**Task requirements**:
Leaving out all images, write out the records that follow exactly.

**Data records**:
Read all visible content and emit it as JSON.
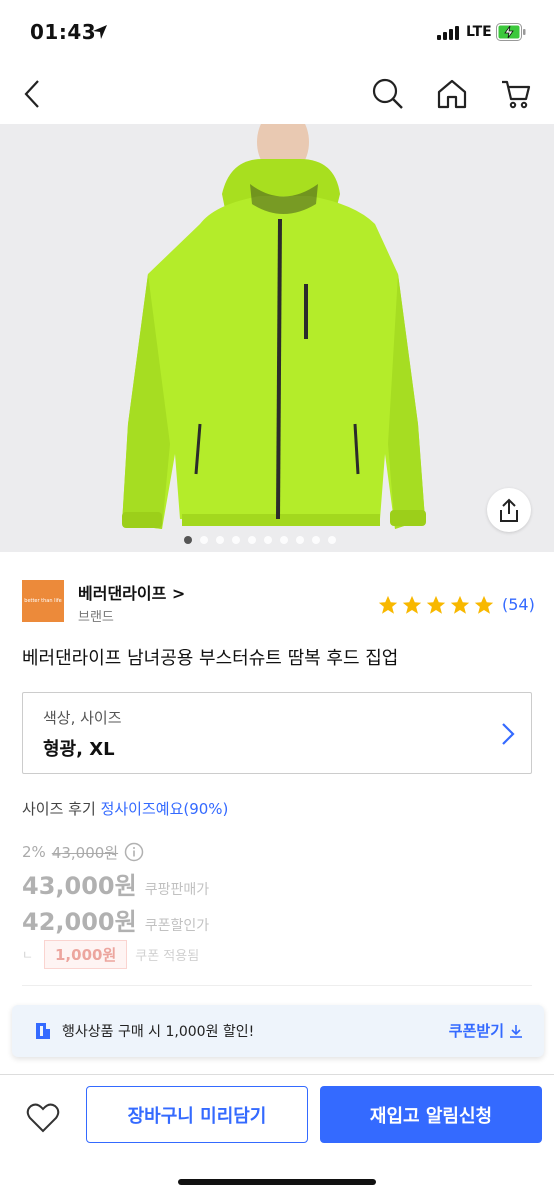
{
  "status": {
    "time": "01:43",
    "network": "LTE"
  },
  "nav": {
    "icons": [
      "back-icon",
      "search-icon",
      "home-icon",
      "cart-icon"
    ]
  },
  "hero": {
    "image_count": 10,
    "active_index": 0
  },
  "brand": {
    "name": "베러댄라이프 >",
    "sub": "브랜드",
    "logo_text": "better than life"
  },
  "rating": {
    "stars": 5,
    "count": "(54)"
  },
  "product": {
    "title": "베러댄라이프 남녀공용 부스터슈트 땀복 후드 집업"
  },
  "option": {
    "label": "색상, 사이즈",
    "value": "형광, XL"
  },
  "size_review": {
    "label": "사이즈 후기",
    "value": "정사이즈예요(90%)"
  },
  "prices": {
    "discount": "2%",
    "original": "43,000원",
    "sale_price": "43,000원",
    "sale_label": "쿠팡판매가",
    "coupon_price": "42,000원",
    "coupon_label": "쿠폰할인가",
    "corner": "ㄴ",
    "coupon_amount": "1,000원",
    "coupon_applied": "쿠폰 적용됨"
  },
  "promo": {
    "text": "행사상품 구매 시 1,000원 할인!",
    "link": "쿠폰받기"
  },
  "bottom": {
    "cart_label": "장바구니 미리담기",
    "notify_label": "재입고 알림신청"
  },
  "colors": {
    "accent": "#346aff",
    "jacket": "#b4ec2a",
    "star": "#f8b800"
  }
}
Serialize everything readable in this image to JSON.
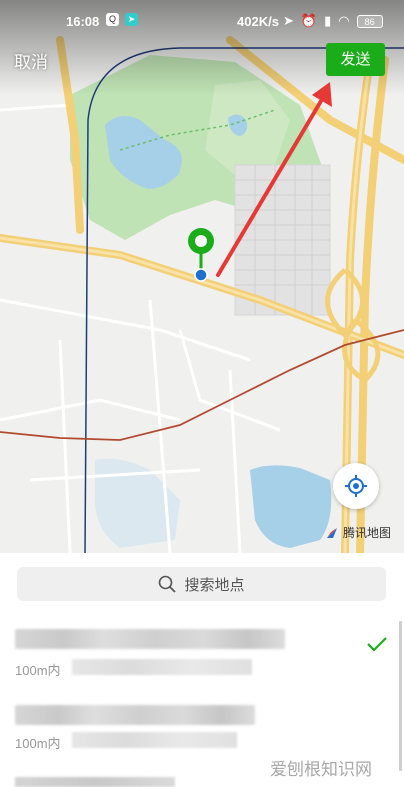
{
  "status_bar": {
    "time": "16:08",
    "network_speed": "402K/s",
    "battery": "86",
    "icons": [
      "qq-icon",
      "send-icon",
      "location-arrow-icon",
      "alarm-icon",
      "signal-icon",
      "wifi-icon",
      "battery-icon"
    ]
  },
  "header": {
    "cancel_label": "取消",
    "send_label": "发送"
  },
  "map": {
    "provider_label": "腾讯地图",
    "accent_color": "#1aad19"
  },
  "search": {
    "placeholder": "搜索地点"
  },
  "results": [
    {
      "distance": "100m内",
      "selected": true
    },
    {
      "distance": "100m内",
      "selected": false
    }
  ],
  "watermark": "爱刨根知识网"
}
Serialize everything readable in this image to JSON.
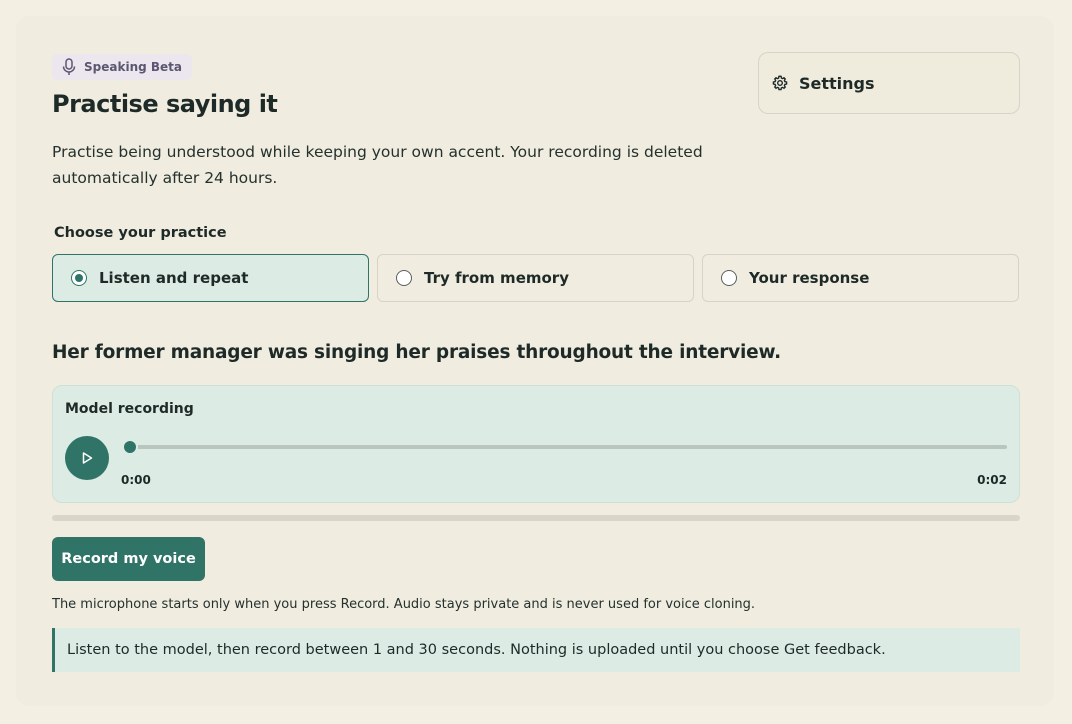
{
  "header": {
    "badge_label": "Speaking Beta",
    "badge_icon": "microphone-icon",
    "title": "Practise saying it",
    "description": "Practise being understood while keeping your own accent. Your recording is deleted automatically after 24 hours."
  },
  "settings": {
    "label": "Settings",
    "icon": "gear-icon"
  },
  "practice": {
    "label": "Choose your practice",
    "options": [
      {
        "label": "Listen and repeat",
        "selected": true
      },
      {
        "label": "Try from memory",
        "selected": false
      },
      {
        "label": "Your response",
        "selected": false
      }
    ]
  },
  "sentence": "Her former manager was singing her praises throughout the interview.",
  "player": {
    "label": "Model recording",
    "current_time": "0:00",
    "duration": "0:02",
    "progress": 0
  },
  "record": {
    "button_label": "Record my voice",
    "level": 0,
    "note": "The microphone starts only when you press Record. Audio stays private and is never used for voice cloning."
  },
  "info": "Listen to the model, then record between 1 and 30 seconds. Nothing is uploaded until you choose Get feedback.",
  "colors": {
    "accent": "#2f7467",
    "selected_bg": "#dcebe4",
    "page_bg": "#f4efe3"
  }
}
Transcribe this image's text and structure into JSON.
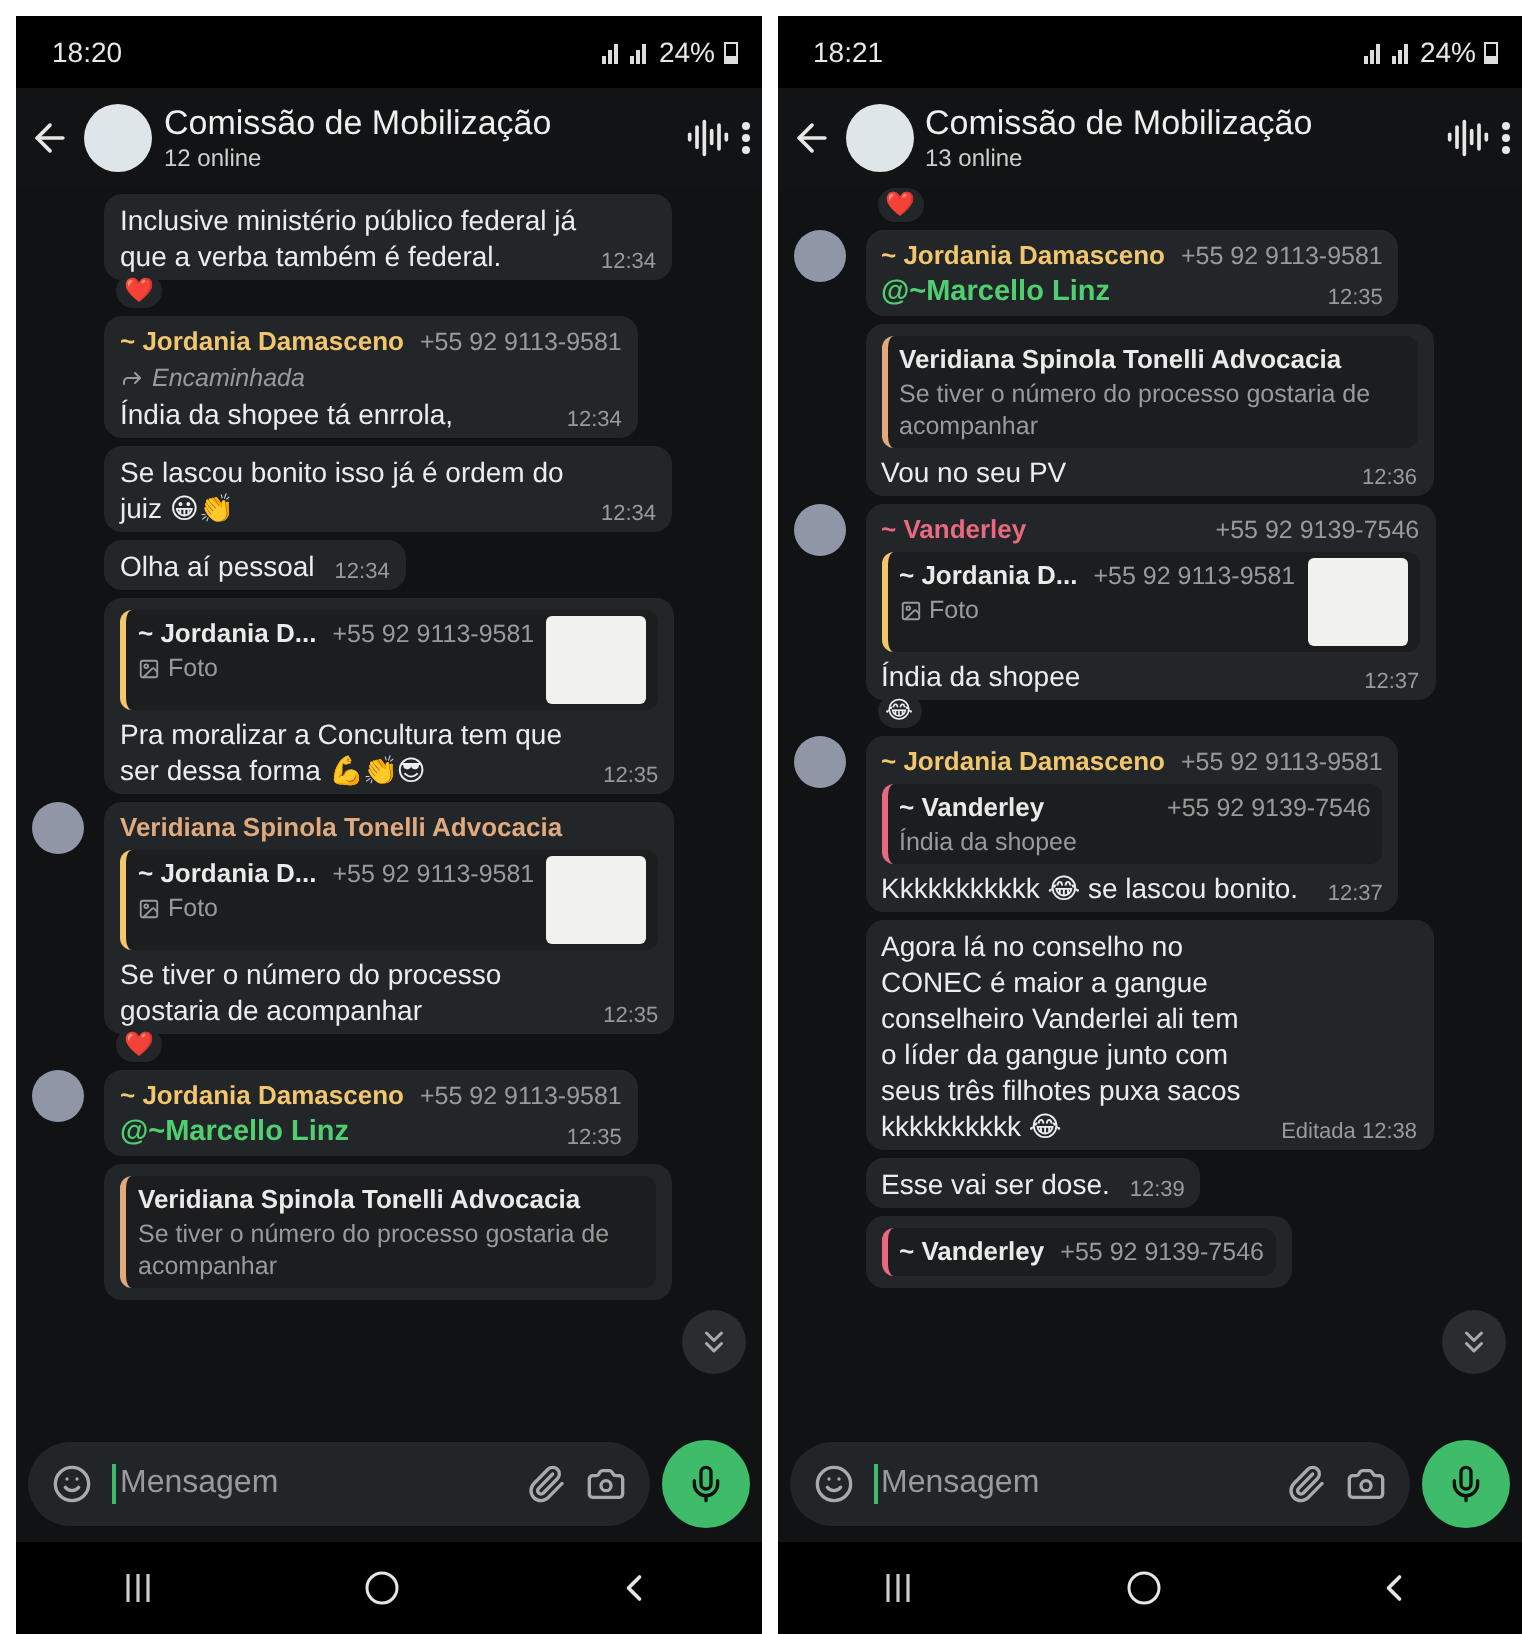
{
  "screens": [
    {
      "status": {
        "time": "18:20",
        "battery": "24%"
      },
      "header": {
        "title": "Comissão de Mobilização",
        "subtitle": "12 online"
      },
      "messages": [
        {
          "text": "Inclusive ministério público federal já que a verba também é federal.",
          "time": "12:34",
          "reaction": "❤️"
        },
        {
          "sender": "~ Jordania Damasceno",
          "phone": "+55 92 9113-9581",
          "color": "#f2c66d",
          "forwarded": "Encaminhada",
          "text": "Índia da shopee tá enrrola,",
          "time": "12:34"
        },
        {
          "text": "Se lascou bonito isso já é ordem do juiz 😀👏",
          "time": "12:34"
        },
        {
          "text": "Olha aí pessoal",
          "time": "12:34"
        },
        {
          "quote": {
            "sender": "~ Jordania D...",
            "phone": "+55 92 9113-9581",
            "color": "#f2c66d",
            "media": "Foto",
            "thumbnail": true
          },
          "text": "Pra moralizar a Concultura tem que ser dessa forma 💪👏😎",
          "time": "12:35"
        },
        {
          "avatar": true,
          "sender": "Veridiana Spinola Tonelli Advocacia",
          "color": "#e0a97e",
          "quote": {
            "sender": "~ Jordania D...",
            "phone": "+55 92 9113-9581",
            "color": "#f2c66d",
            "media": "Foto",
            "thumbnail": true
          },
          "text": "Se tiver o número do processo gostaria de acompanhar",
          "time": "12:35",
          "reaction": "❤️"
        },
        {
          "avatar": true,
          "sender": "~ Jordania Damasceno",
          "phone": "+55 92 9113-9581",
          "color": "#f2c66d",
          "mention": "@~Marcello Linz",
          "time": "12:35"
        },
        {
          "quote": {
            "sender": "Veridiana Spinola Tonelli Advocacia",
            "color": "#e0a97e",
            "text": "Se tiver o número do processo gostaria de acompanhar"
          }
        }
      ],
      "composer": {
        "placeholder": "Mensagem"
      }
    },
    {
      "status": {
        "time": "18:21",
        "battery": "24%"
      },
      "header": {
        "title": "Comissão de Mobilização",
        "subtitle": "13 online"
      },
      "messages": [
        {
          "reaction": "❤️"
        },
        {
          "avatar": true,
          "sender": "~ Jordania Damasceno",
          "phone": "+55 92 9113-9581",
          "color": "#f2c66d",
          "mention": "@~Marcello Linz",
          "time": "12:35"
        },
        {
          "quote": {
            "sender": "Veridiana Spinola Tonelli Advocacia",
            "color": "#e0a97e",
            "text": "Se tiver o número do processo gostaria de acompanhar"
          },
          "text": "Vou no seu PV",
          "time": "12:36"
        },
        {
          "avatar": true,
          "sender": "~ Vanderley",
          "phone": "+55 92 9139-7546",
          "color": "#e96a80",
          "quote": {
            "sender": "~ Jordania D...",
            "phone": "+55 92 9113-9581",
            "color": "#f2c66d",
            "media": "Foto",
            "thumbnail": true
          },
          "text": "Índia da shopee",
          "time": "12:37",
          "reaction": "😂"
        },
        {
          "avatar": true,
          "sender": "~ Jordania Damasceno",
          "phone": "+55 92 9113-9581",
          "color": "#f2c66d",
          "quote": {
            "sender": "~ Vanderley",
            "phone": "+55 92 9139-7546",
            "color": "#e96a80",
            "text": "Índia da shopee"
          },
          "text": "Kkkkkkkkkkk 😂 se lascou bonito.",
          "time": "12:37"
        },
        {
          "text": "Agora lá no conselho no CONEC é maior a gangue conselheiro Vanderlei ali tem o líder da gangue junto com seus três filhotes puxa sacos kkkkkkkkkk 😂",
          "edited": "Editada",
          "time": "12:38"
        },
        {
          "text": "Esse vai ser dose.",
          "time": "12:39"
        },
        {
          "quote": {
            "sender": "~ Vanderley",
            "phone": "+55 92 9139-7546",
            "color": "#e96a80"
          }
        }
      ],
      "composer": {
        "placeholder": "Mensagem"
      }
    }
  ]
}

**Reply**:
Read all visible content and emit it as JSON.
{
  "status": {
    "time": "01:43",
    "network": "LTE"
  },
  "nav": {
    "icons": [
      "back-icon",
      "search-icon",
      "home-icon",
      "cart-icon"
    ]
  },
  "hero": {
    "image_count": 10,
    "active_index": 0
  },
  "brand": {
    "name": "베러댄라이프 >",
    "sub": "브랜드",
    "logo_text": "better than life"
  },
  "rating": {
    "stars": 5,
    "count": "(54)"
  },
  "product": {
    "title": "베러댄라이프 남녀공용 부스터슈트 땀복 후드 집업"
  },
  "option": {
    "label": "색상, 사이즈",
    "value": "형광, XL"
  },
  "size_review": {
    "label": "사이즈 후기",
    "value": "정사이즈예요(90%)"
  },
  "prices": {
    "discount": "2%",
    "original": "43,000원",
    "sale_price": "43,000원",
    "sale_label": "쿠팡판매가",
    "coupon_price": "42,000원",
    "coupon_label": "쿠폰할인가",
    "corner": "ㄴ",
    "coupon_amount": "1,000원",
    "coupon_applied": "쿠폰 적용됨"
  },
  "promo": {
    "text": "행사상품 구매 시 1,000원 할인!",
    "link": "쿠폰받기"
  },
  "bottom": {
    "cart_label": "장바구니 미리담기",
    "notify_label": "재입고 알림신청"
  },
  "colors": {
    "accent": "#346aff",
    "jacket": "#b4ec2a",
    "star": "#f8b800"
  }
}
Serialize everything readable in this image to JSON.
{
  "status_bar": {
    "time": "16:08",
    "network_speed": "402K/s",
    "battery": "86",
    "icons": [
      "qq-icon",
      "send-icon",
      "location-arrow-icon",
      "alarm-icon",
      "signal-icon",
      "wifi-icon",
      "battery-icon"
    ]
  },
  "header": {
    "cancel_label": "取消",
    "send_label": "发送"
  },
  "map": {
    "provider_label": "腾讯地图",
    "accent_color": "#1aad19"
  },
  "search": {
    "placeholder": "搜索地点"
  },
  "results": [
    {
      "distance": "100m内",
      "selected": true
    },
    {
      "distance": "100m内",
      "selected": false
    }
  ],
  "watermark": "爱刨根知识网"
}
Serialize everything readable in this image to JSON.
{
  "header": {
    "badge_label": "Speaking Beta",
    "badge_icon": "microphone-icon",
    "title": "Practise saying it",
    "description": "Practise being understood while keeping your own accent. Your recording is deleted automatically after 24 hours."
  },
  "settings": {
    "label": "Settings",
    "icon": "gear-icon"
  },
  "practice": {
    "label": "Choose your practice",
    "options": [
      {
        "label": "Listen and repeat",
        "selected": true
      },
      {
        "label": "Try from memory",
        "selected": false
      },
      {
        "label": "Your response",
        "selected": false
      }
    ]
  },
  "sentence": "Her former manager was singing her praises throughout the interview.",
  "player": {
    "label": "Model recording",
    "current_time": "0:00",
    "duration": "0:02",
    "progress": 0
  },
  "record": {
    "button_label": "Record my voice",
    "level": 0,
    "note": "The microphone starts only when you press Record. Audio stays private and is never used for voice cloning."
  },
  "info": "Listen to the model, then record between 1 and 30 seconds. Nothing is uploaded until you choose Get feedback.",
  "colors": {
    "accent": "#2f7467",
    "selected_bg": "#dcebe4",
    "page_bg": "#f4efe3"
  }
}
Transcribe this image's text and structure into JSON.
{
  "screens": [
    {
      "status": {
        "time": "18:20",
        "battery": "24%"
      },
      "header": {
        "title": "Comissão de Mobilização",
        "subtitle": "12 online"
      },
      "messages": [
        {
          "text": "Inclusive ministério público federal já que a verba também é federal.",
          "time": "12:34",
          "reaction": "❤️"
        },
        {
          "sender": "~ Jordania Damasceno",
          "phone": "+55 92 9113-9581",
          "color": "#f2c66d",
          "forwarded": "Encaminhada",
          "text": "Índia da shopee tá enrrola,",
          "time": "12:34"
        },
        {
          "text": "Se lascou bonito isso já é ordem do juiz 😀👏",
          "time": "12:34"
        },
        {
          "text": "Olha aí pessoal",
          "time": "12:34"
        },
        {
          "quote": {
            "sender": "~ Jordania D...",
            "phone": "+55 92 9113-9581",
            "color": "#f2c66d",
            "media": "Foto",
            "thumbnail": true
          },
          "text": "Pra moralizar a Concultura tem que ser dessa forma 💪👏😎",
          "time": "12:35"
        },
        {
          "avatar": true,
          "sender": "Veridiana Spinola Tonelli Advocacia",
          "color": "#e0a97e",
          "quote": {
            "sender": "~ Jordania D...",
            "phone": "+55 92 9113-9581",
            "color": "#f2c66d",
            "media": "Foto",
            "thumbnail": true
          },
          "text": "Se tiver o número do processo gostaria de acompanhar",
          "time": "12:35",
          "reaction": "❤️"
        },
        {
          "avatar": true,
          "sender": "~ Jordania Damasceno",
          "phone": "+55 92 9113-9581",
          "color": "#f2c66d",
          "mention": "@~Marcello Linz",
          "time": "12:35"
        },
        {
          "quote": {
            "sender": "Veridiana Spinola Tonelli Advocacia",
            "color": "#e0a97e",
            "text": "Se tiver o número do processo gostaria de acompanhar"
          }
        }
      ],
      "composer": {
        "placeholder": "Mensagem"
      }
    },
    {
      "status": {
        "time": "18:21",
        "battery": "24%"
      },
      "header": {
        "title": "Comissão de Mobilização",
        "subtitle": "13 online"
      },
      "messages": [
        {
          "reaction": "❤️"
        },
        {
          "avatar": true,
          "sender": "~ Jordania Damasceno",
          "phone": "+55 92 9113-9581",
          "color": "#f2c66d",
          "mention": "@~Marcello Linz",
          "time": "12:35"
        },
        {
          "quote": {
            "sender": "Veridiana Spinola Tonelli Advocacia",
            "color": "#e0a97e",
            "text": "Se tiver o número do processo gostaria de acompanhar"
          },
          "text": "Vou no seu PV",
          "time": "12:36"
        },
        {
          "avatar": true,
          "sender": "~ Vanderley",
          "phone": "+55 92 9139-7546",
          "color": "#e96a80",
          "quote": {
            "sender": "~ Jordania D...",
            "phone": "+55 92 9113-9581",
            "color": "#f2c66d",
            "media": "Foto",
            "thumbnail": true
          },
          "text": "Índia da shopee",
          "time": "12:37",
          "reaction": "😂"
        },
        {
          "avatar": true,
          "sender": "~ Jordania Damasceno",
          "phone": "+55 92 9113-9581",
          "color": "#f2c66d",
          "quote": {
            "sender": "~ Vanderley",
            "phone": "+55 92 9139-7546",
            "color": "#e96a80",
            "text": "Índia da shopee"
          },
          "text": "Kkkkkkkkkkk 😂 se lascou bonito.",
          "time": "12:37"
        },
        {
          "text": "Agora lá no conselho no CONEC é maior a gangue conselheiro Vanderlei ali tem o líder da gangue junto com seus três filhotes puxa sacos kkkkkkkkkk 😂",
          "edited": "Editada",
          "time": "12:38"
        },
        {
          "text": "Esse vai ser dose.",
          "time": "12:39"
        },
        {
          "quote": {
            "sender": "~ Vanderley",
            "phone": "+55 92 9139-7546",
            "color": "#e96a80"
          }
        }
      ],
      "composer": {
        "placeholder": "Mensagem"
      }
    }
  ]
}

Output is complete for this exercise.